▶ [Problem requirements] Write out each entry again. Keep every word exactly as it is.
====== Input for this task
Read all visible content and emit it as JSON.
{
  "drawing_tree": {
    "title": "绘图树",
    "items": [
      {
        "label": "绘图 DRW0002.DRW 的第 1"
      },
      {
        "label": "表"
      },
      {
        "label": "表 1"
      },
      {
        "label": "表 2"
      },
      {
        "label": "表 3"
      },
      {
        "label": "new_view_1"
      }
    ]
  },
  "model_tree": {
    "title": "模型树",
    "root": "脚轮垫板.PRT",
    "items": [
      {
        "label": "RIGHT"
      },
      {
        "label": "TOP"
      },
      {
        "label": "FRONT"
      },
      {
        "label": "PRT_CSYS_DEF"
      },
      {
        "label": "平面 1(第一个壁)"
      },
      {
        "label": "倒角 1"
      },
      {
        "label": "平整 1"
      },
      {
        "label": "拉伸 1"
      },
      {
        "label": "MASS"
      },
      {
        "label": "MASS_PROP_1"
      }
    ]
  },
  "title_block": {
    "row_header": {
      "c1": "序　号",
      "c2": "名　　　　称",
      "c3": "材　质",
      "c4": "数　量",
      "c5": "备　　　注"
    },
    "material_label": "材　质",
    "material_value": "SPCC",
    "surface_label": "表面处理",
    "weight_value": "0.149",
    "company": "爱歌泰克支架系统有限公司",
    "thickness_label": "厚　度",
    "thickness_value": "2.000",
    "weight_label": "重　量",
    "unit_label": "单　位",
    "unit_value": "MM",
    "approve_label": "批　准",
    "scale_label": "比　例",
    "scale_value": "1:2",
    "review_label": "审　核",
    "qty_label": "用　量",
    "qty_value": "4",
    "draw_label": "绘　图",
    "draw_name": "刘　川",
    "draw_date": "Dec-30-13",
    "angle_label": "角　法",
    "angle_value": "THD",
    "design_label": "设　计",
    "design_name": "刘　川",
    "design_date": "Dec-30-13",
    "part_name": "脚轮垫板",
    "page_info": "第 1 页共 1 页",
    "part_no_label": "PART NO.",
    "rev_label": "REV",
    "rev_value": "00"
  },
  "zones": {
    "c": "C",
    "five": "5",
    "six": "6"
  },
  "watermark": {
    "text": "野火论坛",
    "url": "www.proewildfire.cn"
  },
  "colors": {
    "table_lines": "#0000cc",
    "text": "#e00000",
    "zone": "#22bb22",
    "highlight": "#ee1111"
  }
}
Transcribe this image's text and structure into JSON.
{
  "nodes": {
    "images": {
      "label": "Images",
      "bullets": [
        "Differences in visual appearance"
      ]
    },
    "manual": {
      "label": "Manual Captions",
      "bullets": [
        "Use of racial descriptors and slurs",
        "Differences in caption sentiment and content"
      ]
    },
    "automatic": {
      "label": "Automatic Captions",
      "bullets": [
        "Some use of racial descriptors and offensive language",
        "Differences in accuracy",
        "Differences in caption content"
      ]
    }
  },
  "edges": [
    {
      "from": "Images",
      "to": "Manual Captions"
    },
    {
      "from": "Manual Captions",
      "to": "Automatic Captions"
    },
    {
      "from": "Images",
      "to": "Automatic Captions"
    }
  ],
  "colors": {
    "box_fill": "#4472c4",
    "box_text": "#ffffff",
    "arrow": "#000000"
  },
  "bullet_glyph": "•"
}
============
▶ [Task response]
Read all visible content and emit it as JSON.
{
  "drawing_tree": {
    "title": "绘图树",
    "items": [
      {
        "label": "绘图 DRW0002.DRW 的第 1"
      },
      {
        "label": "表"
      },
      {
        "label": "表 1"
      },
      {
        "label": "表 2"
      },
      {
        "label": "表 3"
      },
      {
        "label": "new_view_1"
      }
    ]
  },
  "model_tree": {
    "title": "模型树",
    "root": "脚轮垫板.PRT",
    "items": [
      {
        "label": "RIGHT"
      },
      {
        "label": "TOP"
      },
      {
        "label": "FRONT"
      },
      {
        "label": "PRT_CSYS_DEF"
      },
      {
        "label": "平面 1(第一个壁)"
      },
      {
        "label": "倒角 1"
      },
      {
        "label": "平整 1"
      },
      {
        "label": "拉伸 1"
      },
      {
        "label": "MASS"
      },
      {
        "label": "MASS_PROP_1"
      }
    ]
  },
  "title_block": {
    "row_header": {
      "c1": "序　号",
      "c2": "名　　　　称",
      "c3": "材　质",
      "c4": "数　量",
      "c5": "备　　　注"
    },
    "material_label": "材　质",
    "material_value": "SPCC",
    "surface_label": "表面处理",
    "weight_value": "0.149",
    "company": "爱歌泰克支架系统有限公司",
    "thickness_label": "厚　度",
    "thickness_value": "2.000",
    "weight_label": "重　量",
    "unit_label": "单　位",
    "unit_value": "MM",
    "approve_label": "批　准",
    "scale_label": "比　例",
    "scale_value": "1:2",
    "review_label": "审　核",
    "qty_label": "用　量",
    "qty_value": "4",
    "draw_label": "绘　图",
    "draw_name": "刘　川",
    "draw_date": "Dec-30-13",
    "angle_label": "角　法",
    "angle_value": "THD",
    "design_label": "设　计",
    "design_name": "刘　川",
    "design_date": "Dec-30-13",
    "part_name": "脚轮垫板",
    "page_info": "第 1 页共 1 页",
    "part_no_label": "PART NO.",
    "rev_label": "REV",
    "rev_value": "00"
  },
  "zones": {
    "c": "C",
    "five": "5",
    "six": "6"
  },
  "watermark": {
    "text": "野火论坛",
    "url": "www.proewildfire.cn"
  },
  "colors": {
    "table_lines": "#0000cc",
    "text": "#e00000",
    "zone": "#22bb22",
    "highlight": "#ee1111"
  }
}
Transcribe this image's text and structure into JSON.
{
  "nodes": {
    "images": {
      "label": "Images",
      "bullets": [
        "Differences in visual appearance"
      ]
    },
    "manual": {
      "label": "Manual Captions",
      "bullets": [
        "Use of racial descriptors and slurs",
        "Differences in caption sentiment and content"
      ]
    },
    "automatic": {
      "label": "Automatic Captions",
      "bullets": [
        "Some use of racial descriptors and offensive language",
        "Differences in accuracy",
        "Differences in caption content"
      ]
    }
  },
  "edges": [
    {
      "from": "Images",
      "to": "Manual Captions"
    },
    {
      "from": "Manual Captions",
      "to": "Automatic Captions"
    },
    {
      "from": "Images",
      "to": "Automatic Captions"
    }
  ],
  "colors": {
    "box_fill": "#4472c4",
    "box_text": "#ffffff",
    "arrow": "#000000"
  },
  "bullet_glyph": "•"
}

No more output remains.